**Data entries:**
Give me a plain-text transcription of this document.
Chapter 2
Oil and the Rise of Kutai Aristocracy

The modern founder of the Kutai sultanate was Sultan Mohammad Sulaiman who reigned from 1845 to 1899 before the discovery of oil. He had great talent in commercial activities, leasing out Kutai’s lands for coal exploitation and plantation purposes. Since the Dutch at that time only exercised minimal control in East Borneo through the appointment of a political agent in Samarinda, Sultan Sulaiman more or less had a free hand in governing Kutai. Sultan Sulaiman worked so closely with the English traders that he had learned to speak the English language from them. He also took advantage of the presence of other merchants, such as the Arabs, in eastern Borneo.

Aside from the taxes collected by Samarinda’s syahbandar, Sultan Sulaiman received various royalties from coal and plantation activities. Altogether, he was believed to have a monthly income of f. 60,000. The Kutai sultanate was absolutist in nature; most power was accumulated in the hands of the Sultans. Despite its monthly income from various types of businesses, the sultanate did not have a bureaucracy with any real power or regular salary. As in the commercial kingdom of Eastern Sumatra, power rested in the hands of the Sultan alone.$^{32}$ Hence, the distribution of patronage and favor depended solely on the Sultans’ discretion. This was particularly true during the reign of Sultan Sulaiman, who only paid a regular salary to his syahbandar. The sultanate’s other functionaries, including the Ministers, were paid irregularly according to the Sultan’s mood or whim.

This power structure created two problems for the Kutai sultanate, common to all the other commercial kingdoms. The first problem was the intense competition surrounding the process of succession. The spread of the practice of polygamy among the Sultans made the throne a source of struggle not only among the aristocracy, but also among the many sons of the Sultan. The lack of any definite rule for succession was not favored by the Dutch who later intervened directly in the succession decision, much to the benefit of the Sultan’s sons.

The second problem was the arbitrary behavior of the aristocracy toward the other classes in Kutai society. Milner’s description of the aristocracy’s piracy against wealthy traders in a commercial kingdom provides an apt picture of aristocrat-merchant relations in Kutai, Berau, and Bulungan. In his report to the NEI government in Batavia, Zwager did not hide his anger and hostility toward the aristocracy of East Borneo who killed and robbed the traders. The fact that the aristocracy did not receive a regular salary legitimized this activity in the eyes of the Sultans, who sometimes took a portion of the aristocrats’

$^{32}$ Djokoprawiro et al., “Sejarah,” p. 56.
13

**WHAT YOU HAVE TO DO:** From the material given, work out how many lines hold the string "took"; state that number and nothing further.

**REPLY TO THE EXERCISE:** 2